■ GIVEN REQUEST ■
All of the lines below are to be transcribed faithfully, with pictures excluded from the copy.

■ RECORDS FOR THE EXERCISE ■
--
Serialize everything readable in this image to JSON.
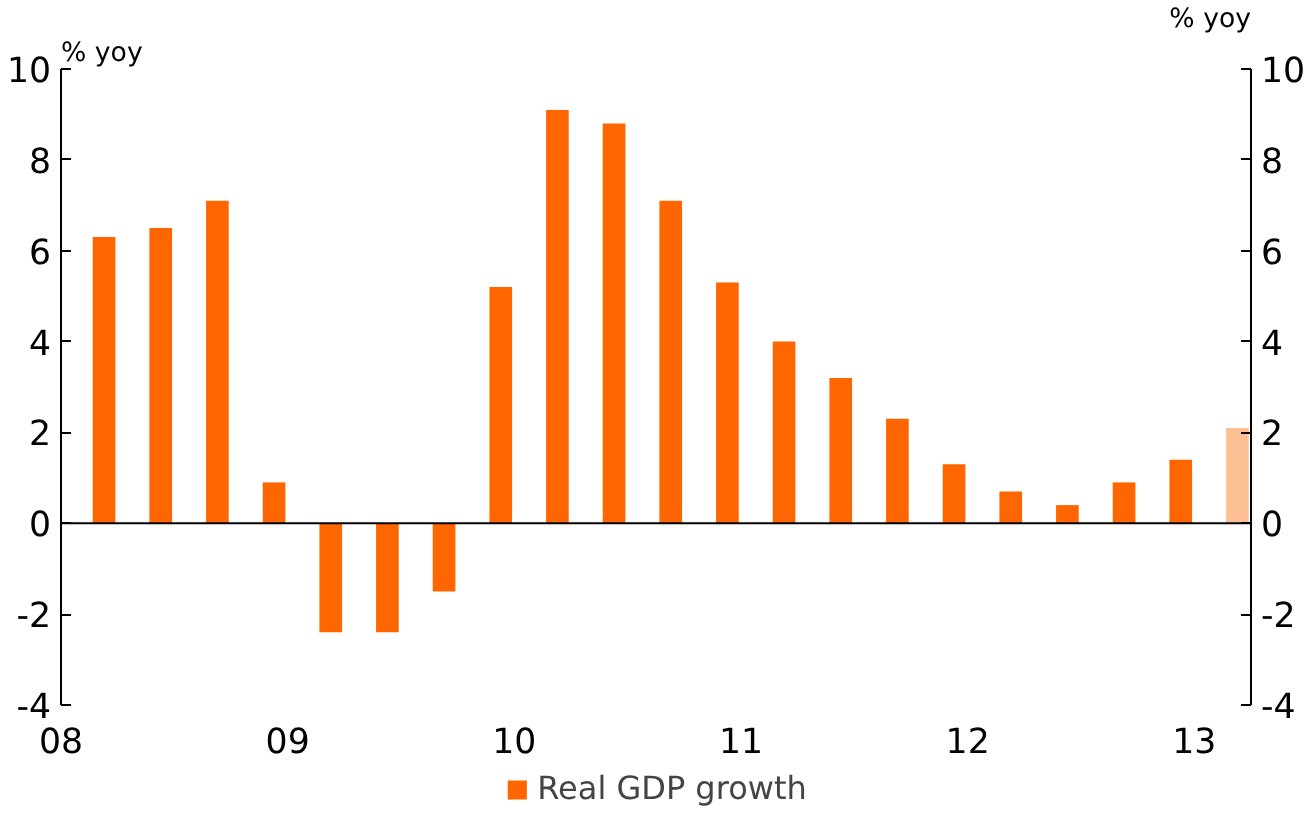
{
  "chart_data": {
    "type": "bar",
    "ylabel": "% yoy",
    "y2label": "% yoy",
    "x": [
      2008.19,
      2008.44,
      2008.69,
      2008.94,
      2009.19,
      2009.44,
      2009.69,
      2009.94,
      2010.19,
      2010.44,
      2010.69,
      2010.94,
      2011.19,
      2011.44,
      2011.69,
      2011.94,
      2012.19,
      2012.44,
      2012.69,
      2012.94,
      2013.19
    ],
    "series": [
      {
        "name": "Real GDP growth",
        "color": "#ff6600",
        "values": [
          6.3,
          6.5,
          7.1,
          0.9,
          -2.4,
          -2.4,
          -1.5,
          5.2,
          9.1,
          8.8,
          7.1,
          5.3,
          4.0,
          3.2,
          2.3,
          1.3,
          0.7,
          0.4,
          0.9,
          1.4,
          2.1
        ],
        "colors": [
          "#ff6600",
          "#ff6600",
          "#ff6600",
          "#ff6600",
          "#ff6600",
          "#ff6600",
          "#ff6600",
          "#ff6600",
          "#ff6600",
          "#ff6600",
          "#ff6600",
          "#ff6600",
          "#ff6600",
          "#ff6600",
          "#ff6600",
          "#ff6600",
          "#ff6600",
          "#ff6600",
          "#ff6600",
          "#ff6600",
          "#fdbf94"
        ]
      }
    ],
    "xlim": [
      2008,
      2013.25
    ],
    "xticks": [
      {
        "value": 2008,
        "label": "08"
      },
      {
        "value": 2009,
        "label": "09"
      },
      {
        "value": 2010,
        "label": "10"
      },
      {
        "value": 2011,
        "label": "11"
      },
      {
        "value": 2012,
        "label": "12"
      },
      {
        "value": 2013,
        "label": "13"
      }
    ],
    "ylim": [
      -4,
      10
    ],
    "yticks": [
      -4,
      -2,
      0,
      2,
      4,
      6,
      8,
      10
    ],
    "y2lim": [
      -4,
      10
    ],
    "y2ticks": [
      -4,
      -2,
      0,
      2,
      4,
      6,
      8,
      10
    ],
    "ref_lines": [
      {
        "axis": "y",
        "value": 0,
        "color": "#000000"
      }
    ],
    "legend": "bottom",
    "grid": false
  }
}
--
■ SOLUTION FOR THIS EXERCISE ■
Serialize everything readable in this image to JSON.
{
  "chart_data": {
    "type": "bar",
    "ylabel": "% yoy",
    "y2label": "% yoy",
    "x": [
      2008.19,
      2008.44,
      2008.69,
      2008.94,
      2009.19,
      2009.44,
      2009.69,
      2009.94,
      2010.19,
      2010.44,
      2010.69,
      2010.94,
      2011.19,
      2011.44,
      2011.69,
      2011.94,
      2012.19,
      2012.44,
      2012.69,
      2012.94,
      2013.19
    ],
    "series": [
      {
        "name": "Real GDP growth",
        "color": "#ff6600",
        "values": [
          6.3,
          6.5,
          7.1,
          0.9,
          -2.4,
          -2.4,
          -1.5,
          5.2,
          9.1,
          8.8,
          7.1,
          5.3,
          4.0,
          3.2,
          2.3,
          1.3,
          0.7,
          0.4,
          0.9,
          1.4,
          2.1
        ],
        "colors": [
          "#ff6600",
          "#ff6600",
          "#ff6600",
          "#ff6600",
          "#ff6600",
          "#ff6600",
          "#ff6600",
          "#ff6600",
          "#ff6600",
          "#ff6600",
          "#ff6600",
          "#ff6600",
          "#ff6600",
          "#ff6600",
          "#ff6600",
          "#ff6600",
          "#ff6600",
          "#ff6600",
          "#ff6600",
          "#ff6600",
          "#fdbf94"
        ]
      }
    ],
    "xlim": [
      2008,
      2013.25
    ],
    "xticks": [
      {
        "value": 2008,
        "label": "08"
      },
      {
        "value": 2009,
        "label": "09"
      },
      {
        "value": 2010,
        "label": "10"
      },
      {
        "value": 2011,
        "label": "11"
      },
      {
        "value": 2012,
        "label": "12"
      },
      {
        "value": 2013,
        "label": "13"
      }
    ],
    "ylim": [
      -4,
      10
    ],
    "yticks": [
      -4,
      -2,
      0,
      2,
      4,
      6,
      8,
      10
    ],
    "y2lim": [
      -4,
      10
    ],
    "y2ticks": [
      -4,
      -2,
      0,
      2,
      4,
      6,
      8,
      10
    ],
    "ref_lines": [
      {
        "axis": "y",
        "value": 0,
        "color": "#000000"
      }
    ],
    "legend": "bottom",
    "grid": false
  }
}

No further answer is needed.